Can you retype every record below exactly as written?

[START OF Listing]

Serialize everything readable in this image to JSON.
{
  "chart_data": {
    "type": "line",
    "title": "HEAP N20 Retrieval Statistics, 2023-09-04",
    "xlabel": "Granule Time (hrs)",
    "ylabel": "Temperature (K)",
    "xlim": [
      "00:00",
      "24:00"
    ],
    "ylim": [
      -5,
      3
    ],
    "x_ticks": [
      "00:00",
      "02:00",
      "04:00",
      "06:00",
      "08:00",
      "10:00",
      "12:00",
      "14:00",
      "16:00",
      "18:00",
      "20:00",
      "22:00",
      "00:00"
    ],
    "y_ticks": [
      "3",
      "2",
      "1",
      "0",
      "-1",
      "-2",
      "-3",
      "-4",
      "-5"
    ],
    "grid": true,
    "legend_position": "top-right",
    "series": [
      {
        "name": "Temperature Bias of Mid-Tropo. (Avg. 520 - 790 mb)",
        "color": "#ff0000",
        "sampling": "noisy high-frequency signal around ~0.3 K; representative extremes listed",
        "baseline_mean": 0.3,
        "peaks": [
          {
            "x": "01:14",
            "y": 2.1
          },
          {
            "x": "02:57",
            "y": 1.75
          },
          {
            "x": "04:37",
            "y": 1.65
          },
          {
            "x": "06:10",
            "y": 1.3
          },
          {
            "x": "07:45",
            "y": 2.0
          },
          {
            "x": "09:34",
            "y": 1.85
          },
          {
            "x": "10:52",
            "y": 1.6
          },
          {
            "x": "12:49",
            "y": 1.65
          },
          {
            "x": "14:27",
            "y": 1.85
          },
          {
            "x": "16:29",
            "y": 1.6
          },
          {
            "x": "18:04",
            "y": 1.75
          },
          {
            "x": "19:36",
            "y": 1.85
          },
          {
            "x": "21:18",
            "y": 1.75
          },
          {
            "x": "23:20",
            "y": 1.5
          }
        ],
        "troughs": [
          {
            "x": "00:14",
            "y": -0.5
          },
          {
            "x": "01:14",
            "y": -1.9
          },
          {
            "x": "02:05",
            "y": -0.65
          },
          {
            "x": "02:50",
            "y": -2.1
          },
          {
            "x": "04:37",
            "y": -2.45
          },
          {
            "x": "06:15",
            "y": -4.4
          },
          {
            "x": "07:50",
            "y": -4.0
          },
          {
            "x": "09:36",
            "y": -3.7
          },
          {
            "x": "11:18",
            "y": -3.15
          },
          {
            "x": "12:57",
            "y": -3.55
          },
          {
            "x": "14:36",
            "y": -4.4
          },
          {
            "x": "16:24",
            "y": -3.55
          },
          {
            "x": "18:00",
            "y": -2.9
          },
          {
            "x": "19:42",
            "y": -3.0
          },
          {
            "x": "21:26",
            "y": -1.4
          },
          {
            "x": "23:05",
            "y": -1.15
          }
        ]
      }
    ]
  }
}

[END OF Listing]

» **Full output**
Serialize everything readable in this image to JSON.
{
  "chart_data": {
    "type": "line",
    "title": "HEAP N20 Retrieval Statistics, 2023-09-04",
    "xlabel": "Granule Time (hrs)",
    "ylabel": "Temperature (K)",
    "xlim": [
      "00:00",
      "24:00"
    ],
    "ylim": [
      -5,
      3
    ],
    "x_ticks": [
      "00:00",
      "02:00",
      "04:00",
      "06:00",
      "08:00",
      "10:00",
      "12:00",
      "14:00",
      "16:00",
      "18:00",
      "20:00",
      "22:00",
      "00:00"
    ],
    "y_ticks": [
      "3",
      "2",
      "1",
      "0",
      "-1",
      "-2",
      "-3",
      "-4",
      "-5"
    ],
    "grid": true,
    "legend_position": "top-right",
    "series": [
      {
        "name": "Temperature Bias of Mid-Tropo. (Avg. 520 - 790 mb)",
        "color": "#ff0000",
        "sampling": "noisy high-frequency signal around ~0.3 K; representative extremes listed",
        "baseline_mean": 0.3,
        "peaks": [
          {
            "x": "01:14",
            "y": 2.1
          },
          {
            "x": "02:57",
            "y": 1.75
          },
          {
            "x": "04:37",
            "y": 1.65
          },
          {
            "x": "06:10",
            "y": 1.3
          },
          {
            "x": "07:45",
            "y": 2.0
          },
          {
            "x": "09:34",
            "y": 1.85
          },
          {
            "x": "10:52",
            "y": 1.6
          },
          {
            "x": "12:49",
            "y": 1.65
          },
          {
            "x": "14:27",
            "y": 1.85
          },
          {
            "x": "16:29",
            "y": 1.6
          },
          {
            "x": "18:04",
            "y": 1.75
          },
          {
            "x": "19:36",
            "y": 1.85
          },
          {
            "x": "21:18",
            "y": 1.75
          },
          {
            "x": "23:20",
            "y": 1.5
          }
        ],
        "troughs": [
          {
            "x": "00:14",
            "y": -0.5
          },
          {
            "x": "01:14",
            "y": -1.9
          },
          {
            "x": "02:05",
            "y": -0.65
          },
          {
            "x": "02:50",
            "y": -2.1
          },
          {
            "x": "04:37",
            "y": -2.45
          },
          {
            "x": "06:15",
            "y": -4.4
          },
          {
            "x": "07:50",
            "y": -4.0
          },
          {
            "x": "09:36",
            "y": -3.7
          },
          {
            "x": "11:18",
            "y": -3.15
          },
          {
            "x": "12:57",
            "y": -3.55
          },
          {
            "x": "14:36",
            "y": -4.4
          },
          {
            "x": "16:24",
            "y": -3.55
          },
          {
            "x": "18:00",
            "y": -2.9
          },
          {
            "x": "19:42",
            "y": -3.0
          },
          {
            "x": "21:26",
            "y": -1.4
          },
          {
            "x": "23:05",
            "y": -1.15
          }
        ]
      }
    ]
  }
}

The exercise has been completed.